## YOUR OBJECTIVE
Extract, from the records beneath this instruction, each line that contains the word "заработной".

## Dataset entries on figures
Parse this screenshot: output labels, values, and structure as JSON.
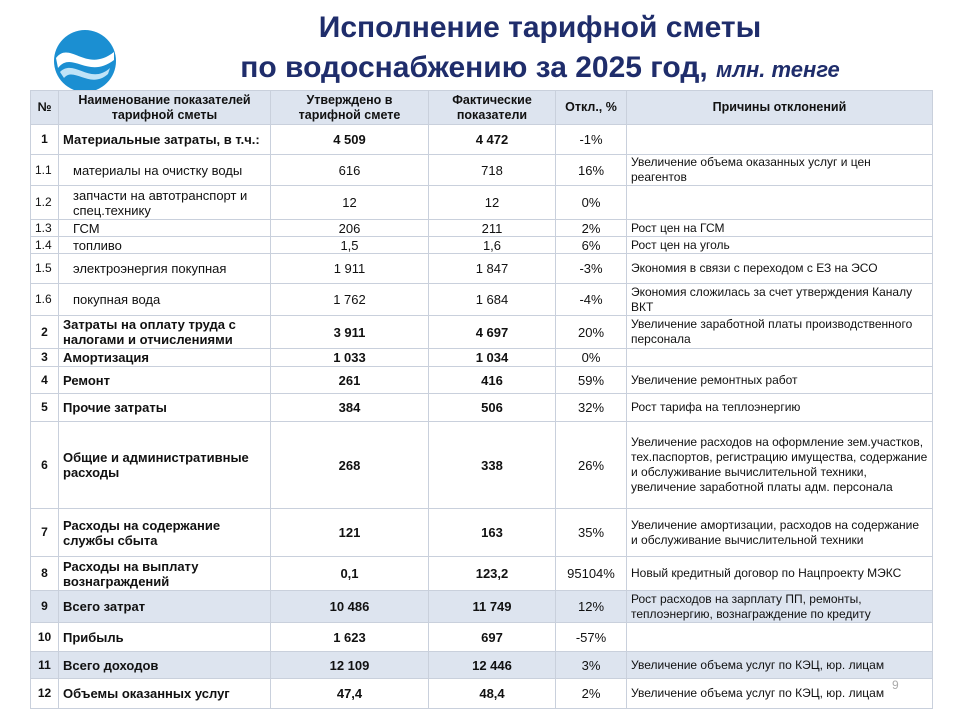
{
  "header": {
    "title_line1": "Исполнение тарифной сметы",
    "title_line2": "по водоснабжению за 2025 год,",
    "units": "млн. тенге"
  },
  "table": {
    "columns": [
      "№",
      "Наименование показателей тарифной сметы",
      "Утверждено в тарифной смете",
      "Фактические показатели",
      "Откл., %",
      "Причины отклонений"
    ],
    "rows": [
      [
        "1",
        "Материальные затраты, в т.ч.:",
        "4 509",
        "4 472",
        "-1%",
        ""
      ],
      [
        "1.1",
        "материалы на очистку воды",
        "616",
        "718",
        "16%",
        "Увеличение объема оказанных услуг и цен реагентов"
      ],
      [
        "1.2",
        "запчасти на автотранспорт и спец.технику",
        "12",
        "12",
        "0%",
        ""
      ],
      [
        "1.3",
        "ГСМ",
        "206",
        "211",
        "2%",
        "Рост цен на ГСМ"
      ],
      [
        "1.4",
        "топливо",
        "1,5",
        "1,6",
        "6%",
        "Рост цен на уголь"
      ],
      [
        "1.5",
        "электроэнергия покупная",
        "1 911",
        "1 847",
        "-3%",
        "Экономия в связи с переходом с ЕЗ на ЭСО"
      ],
      [
        "1.6",
        "покупная вода",
        "1 762",
        "1 684",
        "-4%",
        "Экономия сложилась за счет утверждения Каналу ВКТ"
      ],
      [
        "2",
        "Затраты на оплату труда с налогами и отчислениями",
        "3 911",
        "4 697",
        "20%",
        "Увеличение заработной платы производственного персонала"
      ],
      [
        "3",
        "Амортизация",
        "1 033",
        "1 034",
        "0%",
        ""
      ],
      [
        "4",
        "Ремонт",
        "261",
        "416",
        "59%",
        "Увеличение ремонтных работ"
      ],
      [
        "5",
        "Прочие затраты",
        "384",
        "506",
        "32%",
        "Рост тарифа на теплоэнергию"
      ],
      [
        "6",
        "Общие и административные расходы",
        "268",
        "338",
        "26%",
        "Увеличение расходов на оформление зем.участков, тех.паспортов, регистрацию имущества, содержание и обслуживание вычислительной техники, увеличение заработной платы адм. персонала"
      ],
      [
        "7",
        "Расходы на содержание службы сбыта",
        "121",
        "163",
        "35%",
        "Увеличение амортизации, расходов на содержание и обслуживание вычислительной техники"
      ],
      [
        "8",
        "Расходы на выплату вознаграждений",
        "0,1",
        "123,2",
        "95104%",
        "Новый кредитный договор по Нацпроекту МЭКС"
      ],
      [
        "9",
        "Всего затрат",
        "10 486",
        "11 749",
        "12%",
        "Рост расходов на зарплату ПП, ремонты, теплоэнергию, вознаграждение по кредиту"
      ],
      [
        "10",
        "Прибыль",
        "1 623",
        "697",
        "-57%",
        ""
      ],
      [
        "11",
        "Всего доходов",
        "12 109",
        "12 446",
        "3%",
        "Увеличение объема услуг по КЭЦ, юр. лицам"
      ],
      [
        "12",
        "Объемы оказанных услуг",
        "47,4",
        "48,4",
        "2%",
        "Увеличение объема услуг по КЭЦ, юр. лицам"
      ]
    ]
  },
  "page_number": "9"
}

## EXERCISE RESPONSE
        "Увеличение заработной платы производственного персонала"
        "Увеличение расходов на оформление зем.участков, тех.паспортов, регистрацию имущества, содержание и обслуживание вычислительной техники, увеличение заработной платы адм. персонала"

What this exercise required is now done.